TASK DETAILS. Copy out every line exactly as given.

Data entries
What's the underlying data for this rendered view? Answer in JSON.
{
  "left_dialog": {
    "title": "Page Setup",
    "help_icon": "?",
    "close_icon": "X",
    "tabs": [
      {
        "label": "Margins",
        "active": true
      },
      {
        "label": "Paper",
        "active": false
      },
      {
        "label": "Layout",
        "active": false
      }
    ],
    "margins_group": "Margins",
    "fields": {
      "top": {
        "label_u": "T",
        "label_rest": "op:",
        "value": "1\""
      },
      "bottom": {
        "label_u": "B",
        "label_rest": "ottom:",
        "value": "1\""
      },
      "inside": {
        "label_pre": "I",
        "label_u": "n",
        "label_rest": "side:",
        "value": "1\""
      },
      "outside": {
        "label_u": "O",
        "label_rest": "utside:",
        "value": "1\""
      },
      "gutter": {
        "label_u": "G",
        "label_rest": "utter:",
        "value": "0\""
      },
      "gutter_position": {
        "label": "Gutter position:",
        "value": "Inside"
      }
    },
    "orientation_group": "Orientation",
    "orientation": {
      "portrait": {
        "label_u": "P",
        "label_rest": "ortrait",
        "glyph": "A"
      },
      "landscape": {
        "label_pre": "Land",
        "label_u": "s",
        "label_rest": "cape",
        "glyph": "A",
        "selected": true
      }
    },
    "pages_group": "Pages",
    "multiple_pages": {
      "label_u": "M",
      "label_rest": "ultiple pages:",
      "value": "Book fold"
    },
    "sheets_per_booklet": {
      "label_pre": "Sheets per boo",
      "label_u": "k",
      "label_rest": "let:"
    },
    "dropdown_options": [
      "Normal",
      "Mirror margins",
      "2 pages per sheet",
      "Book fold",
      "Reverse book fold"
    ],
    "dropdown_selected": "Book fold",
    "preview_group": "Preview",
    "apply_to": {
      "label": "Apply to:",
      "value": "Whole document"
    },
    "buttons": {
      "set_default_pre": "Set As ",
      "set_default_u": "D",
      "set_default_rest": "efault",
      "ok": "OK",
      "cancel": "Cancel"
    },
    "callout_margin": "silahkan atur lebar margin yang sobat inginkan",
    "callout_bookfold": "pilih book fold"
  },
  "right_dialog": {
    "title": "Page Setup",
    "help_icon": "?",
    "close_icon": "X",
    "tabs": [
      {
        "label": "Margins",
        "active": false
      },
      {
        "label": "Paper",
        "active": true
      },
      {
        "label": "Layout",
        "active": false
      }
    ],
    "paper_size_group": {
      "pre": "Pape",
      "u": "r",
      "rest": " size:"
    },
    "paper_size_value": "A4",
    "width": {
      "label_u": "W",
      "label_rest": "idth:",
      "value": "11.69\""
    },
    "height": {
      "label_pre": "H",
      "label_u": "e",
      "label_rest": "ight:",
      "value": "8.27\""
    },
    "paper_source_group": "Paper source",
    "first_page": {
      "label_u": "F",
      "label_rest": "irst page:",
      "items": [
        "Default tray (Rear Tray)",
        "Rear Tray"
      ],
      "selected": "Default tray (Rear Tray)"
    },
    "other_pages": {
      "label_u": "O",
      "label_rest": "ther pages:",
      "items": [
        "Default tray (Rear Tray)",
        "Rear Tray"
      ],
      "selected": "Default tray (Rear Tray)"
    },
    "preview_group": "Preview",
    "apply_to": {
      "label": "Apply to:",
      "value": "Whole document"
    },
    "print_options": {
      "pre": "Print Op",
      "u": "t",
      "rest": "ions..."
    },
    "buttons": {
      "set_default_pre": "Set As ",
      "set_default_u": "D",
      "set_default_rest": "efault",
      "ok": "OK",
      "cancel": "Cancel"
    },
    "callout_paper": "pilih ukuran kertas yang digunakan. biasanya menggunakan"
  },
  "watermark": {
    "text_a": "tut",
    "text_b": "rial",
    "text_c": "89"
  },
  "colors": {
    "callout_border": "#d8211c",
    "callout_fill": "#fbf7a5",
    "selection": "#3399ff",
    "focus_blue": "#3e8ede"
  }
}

TASK ANSWER.
What's the underlying data for this rendered view? Answer in JSON.
{
  "left_dialog": {
    "title": "Page Setup",
    "help_icon": "?",
    "close_icon": "X",
    "tabs": [
      {
        "label": "Margins",
        "active": true
      },
      {
        "label": "Paper",
        "active": false
      },
      {
        "label": "Layout",
        "active": false
      }
    ],
    "margins_group": "Margins",
    "fields": {
      "top": {
        "label_u": "T",
        "label_rest": "op:",
        "value": "1\""
      },
      "bottom": {
        "label_u": "B",
        "label_rest": "ottom:",
        "value": "1\""
      },
      "inside": {
        "label_pre": "I",
        "label_u": "n",
        "label_rest": "side:",
        "value": "1\""
      },
      "outside": {
        "label_u": "O",
        "label_rest": "utside:",
        "value": "1\""
      },
      "gutter": {
        "label_u": "G",
        "label_rest": "utter:",
        "value": "0\""
      },
      "gutter_position": {
        "label": "Gutter position:",
        "value": "Inside"
      }
    },
    "orientation_group": "Orientation",
    "orientation": {
      "portrait": {
        "label_u": "P",
        "label_rest": "ortrait",
        "glyph": "A"
      },
      "landscape": {
        "label_pre": "Land",
        "label_u": "s",
        "label_rest": "cape",
        "glyph": "A",
        "selected": true
      }
    },
    "pages_group": "Pages",
    "multiple_pages": {
      "label_u": "M",
      "label_rest": "ultiple pages:",
      "value": "Book fold"
    },
    "sheets_per_booklet": {
      "label_pre": "Sheets per boo",
      "label_u": "k",
      "label_rest": "let:"
    },
    "dropdown_options": [
      "Normal",
      "Mirror margins",
      "2 pages per sheet",
      "Book fold",
      "Reverse book fold"
    ],
    "dropdown_selected": "Book fold",
    "preview_group": "Preview",
    "apply_to": {
      "label": "Apply to:",
      "value": "Whole document"
    },
    "buttons": {
      "set_default_pre": "Set As ",
      "set_default_u": "D",
      "set_default_rest": "efault",
      "ok": "OK",
      "cancel": "Cancel"
    },
    "callout_margin": "silahkan atur lebar margin yang sobat inginkan",
    "callout_bookfold": "pilih book fold"
  },
  "right_dialog": {
    "title": "Page Setup",
    "help_icon": "?",
    "close_icon": "X",
    "tabs": [
      {
        "label": "Margins",
        "active": false
      },
      {
        "label": "Paper",
        "active": true
      },
      {
        "label": "Layout",
        "active": false
      }
    ],
    "paper_size_group": {
      "pre": "Pape",
      "u": "r",
      "rest": " size:"
    },
    "paper_size_value": "A4",
    "width": {
      "label_u": "W",
      "label_rest": "idth:",
      "value": "11.69\""
    },
    "height": {
      "label_pre": "H",
      "label_u": "e",
      "label_rest": "ight:",
      "value": "8.27\""
    },
    "paper_source_group": "Paper source",
    "first_page": {
      "label_u": "F",
      "label_rest": "irst page:",
      "items": [
        "Default tray (Rear Tray)",
        "Rear Tray"
      ],
      "selected": "Default tray (Rear Tray)"
    },
    "other_pages": {
      "label_u": "O",
      "label_rest": "ther pages:",
      "items": [
        "Default tray (Rear Tray)",
        "Rear Tray"
      ],
      "selected": "Default tray (Rear Tray)"
    },
    "preview_group": "Preview",
    "apply_to": {
      "label": "Apply to:",
      "value": "Whole document"
    },
    "print_options": {
      "pre": "Print Op",
      "u": "t",
      "rest": "ions..."
    },
    "buttons": {
      "set_default_pre": "Set As ",
      "set_default_u": "D",
      "set_default_rest": "efault",
      "ok": "OK",
      "cancel": "Cancel"
    },
    "callout_paper": "pilih ukuran kertas yang digunakan. biasanya menggunakan"
  },
  "watermark": {
    "text_a": "tut",
    "text_b": "rial",
    "text_c": "89"
  },
  "colors": {
    "callout_border": "#d8211c",
    "callout_fill": "#fbf7a5",
    "selection": "#3399ff",
    "focus_blue": "#3e8ede"
  }
}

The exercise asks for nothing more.